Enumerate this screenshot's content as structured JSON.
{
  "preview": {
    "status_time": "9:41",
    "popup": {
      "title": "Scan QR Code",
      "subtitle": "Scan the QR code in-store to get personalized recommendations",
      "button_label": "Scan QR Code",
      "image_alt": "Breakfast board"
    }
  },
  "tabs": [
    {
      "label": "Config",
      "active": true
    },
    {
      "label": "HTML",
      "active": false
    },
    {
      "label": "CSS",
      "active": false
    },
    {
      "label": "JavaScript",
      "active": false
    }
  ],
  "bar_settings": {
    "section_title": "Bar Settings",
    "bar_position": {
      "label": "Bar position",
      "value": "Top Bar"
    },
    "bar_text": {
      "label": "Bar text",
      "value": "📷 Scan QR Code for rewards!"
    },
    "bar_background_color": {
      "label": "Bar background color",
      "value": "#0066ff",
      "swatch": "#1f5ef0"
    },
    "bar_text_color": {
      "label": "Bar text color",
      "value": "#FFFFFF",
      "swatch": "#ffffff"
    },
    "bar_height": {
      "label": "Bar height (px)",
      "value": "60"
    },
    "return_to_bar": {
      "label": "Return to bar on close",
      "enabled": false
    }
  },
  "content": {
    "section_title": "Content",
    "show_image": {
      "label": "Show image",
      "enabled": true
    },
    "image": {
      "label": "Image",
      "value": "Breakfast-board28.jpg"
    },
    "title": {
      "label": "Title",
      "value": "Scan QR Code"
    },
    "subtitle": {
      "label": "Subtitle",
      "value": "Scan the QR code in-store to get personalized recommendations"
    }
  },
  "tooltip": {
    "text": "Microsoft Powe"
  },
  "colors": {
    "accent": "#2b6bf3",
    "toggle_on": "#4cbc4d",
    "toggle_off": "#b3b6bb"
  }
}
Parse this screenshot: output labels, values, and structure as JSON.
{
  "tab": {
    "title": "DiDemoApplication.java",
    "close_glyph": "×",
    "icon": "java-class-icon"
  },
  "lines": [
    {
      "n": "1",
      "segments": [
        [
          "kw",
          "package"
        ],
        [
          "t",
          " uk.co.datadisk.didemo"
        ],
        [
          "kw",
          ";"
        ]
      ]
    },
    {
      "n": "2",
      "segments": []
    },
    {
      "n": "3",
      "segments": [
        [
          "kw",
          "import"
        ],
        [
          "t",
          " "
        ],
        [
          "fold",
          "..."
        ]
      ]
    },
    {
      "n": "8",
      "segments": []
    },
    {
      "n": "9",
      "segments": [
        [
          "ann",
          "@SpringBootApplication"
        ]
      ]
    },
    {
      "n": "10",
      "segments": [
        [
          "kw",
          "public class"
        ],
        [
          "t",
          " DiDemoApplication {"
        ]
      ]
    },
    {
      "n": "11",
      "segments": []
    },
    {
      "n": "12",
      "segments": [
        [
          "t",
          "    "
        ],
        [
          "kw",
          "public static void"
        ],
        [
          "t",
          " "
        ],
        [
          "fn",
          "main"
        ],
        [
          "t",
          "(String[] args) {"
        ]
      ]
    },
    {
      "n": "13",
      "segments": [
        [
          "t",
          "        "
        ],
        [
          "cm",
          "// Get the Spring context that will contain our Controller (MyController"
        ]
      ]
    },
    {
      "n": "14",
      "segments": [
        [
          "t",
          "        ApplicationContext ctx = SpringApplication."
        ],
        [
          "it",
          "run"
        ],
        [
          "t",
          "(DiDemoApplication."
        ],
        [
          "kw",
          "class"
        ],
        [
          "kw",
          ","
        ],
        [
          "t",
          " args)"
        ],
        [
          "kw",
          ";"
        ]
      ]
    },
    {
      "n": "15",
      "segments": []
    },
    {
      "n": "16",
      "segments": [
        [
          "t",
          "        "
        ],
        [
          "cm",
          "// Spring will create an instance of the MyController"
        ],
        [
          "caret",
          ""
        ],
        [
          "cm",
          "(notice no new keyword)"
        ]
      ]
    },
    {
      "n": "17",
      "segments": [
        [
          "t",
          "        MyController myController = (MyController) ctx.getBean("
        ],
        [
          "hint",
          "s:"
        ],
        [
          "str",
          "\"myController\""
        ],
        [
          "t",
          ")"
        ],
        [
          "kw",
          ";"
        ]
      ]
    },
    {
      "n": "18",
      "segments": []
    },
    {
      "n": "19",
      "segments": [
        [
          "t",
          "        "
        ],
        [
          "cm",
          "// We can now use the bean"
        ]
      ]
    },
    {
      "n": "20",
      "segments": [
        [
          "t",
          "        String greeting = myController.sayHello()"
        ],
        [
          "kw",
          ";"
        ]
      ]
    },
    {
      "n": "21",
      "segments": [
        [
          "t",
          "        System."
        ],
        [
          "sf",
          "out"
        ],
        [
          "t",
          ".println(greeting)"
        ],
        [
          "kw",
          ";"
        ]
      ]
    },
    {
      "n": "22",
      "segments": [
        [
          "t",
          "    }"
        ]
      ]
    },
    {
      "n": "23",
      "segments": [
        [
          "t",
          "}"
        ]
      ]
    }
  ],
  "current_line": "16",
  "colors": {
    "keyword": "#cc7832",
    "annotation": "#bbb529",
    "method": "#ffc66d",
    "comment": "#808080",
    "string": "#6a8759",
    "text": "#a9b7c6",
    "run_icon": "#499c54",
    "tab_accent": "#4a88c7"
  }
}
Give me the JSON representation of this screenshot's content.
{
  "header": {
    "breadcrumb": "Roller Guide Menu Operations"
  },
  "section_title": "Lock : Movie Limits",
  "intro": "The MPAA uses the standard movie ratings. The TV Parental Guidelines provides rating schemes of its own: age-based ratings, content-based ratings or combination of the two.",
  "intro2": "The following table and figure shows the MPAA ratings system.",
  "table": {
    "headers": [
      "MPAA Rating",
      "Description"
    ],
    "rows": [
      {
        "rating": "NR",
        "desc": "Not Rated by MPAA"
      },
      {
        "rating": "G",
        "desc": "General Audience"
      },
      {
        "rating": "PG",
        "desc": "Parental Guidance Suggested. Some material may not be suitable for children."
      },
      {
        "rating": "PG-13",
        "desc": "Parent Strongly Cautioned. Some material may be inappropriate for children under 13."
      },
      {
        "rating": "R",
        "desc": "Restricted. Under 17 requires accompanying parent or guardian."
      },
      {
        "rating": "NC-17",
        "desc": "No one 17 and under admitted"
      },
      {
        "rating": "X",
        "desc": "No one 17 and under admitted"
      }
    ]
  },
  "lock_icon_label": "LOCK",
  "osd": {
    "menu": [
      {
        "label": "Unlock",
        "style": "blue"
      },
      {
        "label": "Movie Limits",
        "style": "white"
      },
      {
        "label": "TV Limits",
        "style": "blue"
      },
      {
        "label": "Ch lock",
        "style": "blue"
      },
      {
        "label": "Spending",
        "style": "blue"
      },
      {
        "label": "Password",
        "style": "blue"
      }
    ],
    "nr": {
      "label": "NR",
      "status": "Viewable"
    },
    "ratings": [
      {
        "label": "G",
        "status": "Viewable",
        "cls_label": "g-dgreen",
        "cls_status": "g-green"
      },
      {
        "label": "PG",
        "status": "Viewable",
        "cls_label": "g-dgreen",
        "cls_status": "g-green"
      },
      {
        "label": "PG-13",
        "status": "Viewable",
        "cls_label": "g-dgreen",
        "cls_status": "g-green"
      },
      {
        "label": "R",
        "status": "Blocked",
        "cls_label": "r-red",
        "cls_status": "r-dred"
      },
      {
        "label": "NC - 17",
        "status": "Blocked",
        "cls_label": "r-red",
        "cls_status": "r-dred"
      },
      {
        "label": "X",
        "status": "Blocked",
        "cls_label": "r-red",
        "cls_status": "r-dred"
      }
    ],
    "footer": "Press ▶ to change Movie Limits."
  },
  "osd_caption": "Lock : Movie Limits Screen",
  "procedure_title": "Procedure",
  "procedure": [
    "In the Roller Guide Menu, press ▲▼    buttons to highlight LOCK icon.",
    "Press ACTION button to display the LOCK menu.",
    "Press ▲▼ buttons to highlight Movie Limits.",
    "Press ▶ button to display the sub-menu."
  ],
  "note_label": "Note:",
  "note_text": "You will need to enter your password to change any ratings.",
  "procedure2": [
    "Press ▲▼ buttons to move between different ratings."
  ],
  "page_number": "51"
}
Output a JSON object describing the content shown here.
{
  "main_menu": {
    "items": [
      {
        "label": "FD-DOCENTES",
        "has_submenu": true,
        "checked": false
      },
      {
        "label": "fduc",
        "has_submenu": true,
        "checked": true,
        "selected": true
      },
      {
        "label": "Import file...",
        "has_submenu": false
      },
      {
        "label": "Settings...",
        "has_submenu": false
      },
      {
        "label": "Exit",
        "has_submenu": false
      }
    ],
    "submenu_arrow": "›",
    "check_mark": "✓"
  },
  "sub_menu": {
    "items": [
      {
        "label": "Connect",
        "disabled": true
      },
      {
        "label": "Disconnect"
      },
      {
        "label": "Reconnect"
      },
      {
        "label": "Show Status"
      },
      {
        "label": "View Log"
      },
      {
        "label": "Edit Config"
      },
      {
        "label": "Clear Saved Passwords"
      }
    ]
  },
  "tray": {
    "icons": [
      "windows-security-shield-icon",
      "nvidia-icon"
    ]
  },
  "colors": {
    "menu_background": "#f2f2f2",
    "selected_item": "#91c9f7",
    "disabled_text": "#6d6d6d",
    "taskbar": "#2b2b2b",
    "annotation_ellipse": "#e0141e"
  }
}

++++++++++++++++++++

Each line above that holds the string "screenshot" should be copied and shown.

Enumerate this screenshot's content as structured JSON.
Parse this screenshot: output labels, values, and structure as JSON.
Give me the JSON representation of this screenshot's content.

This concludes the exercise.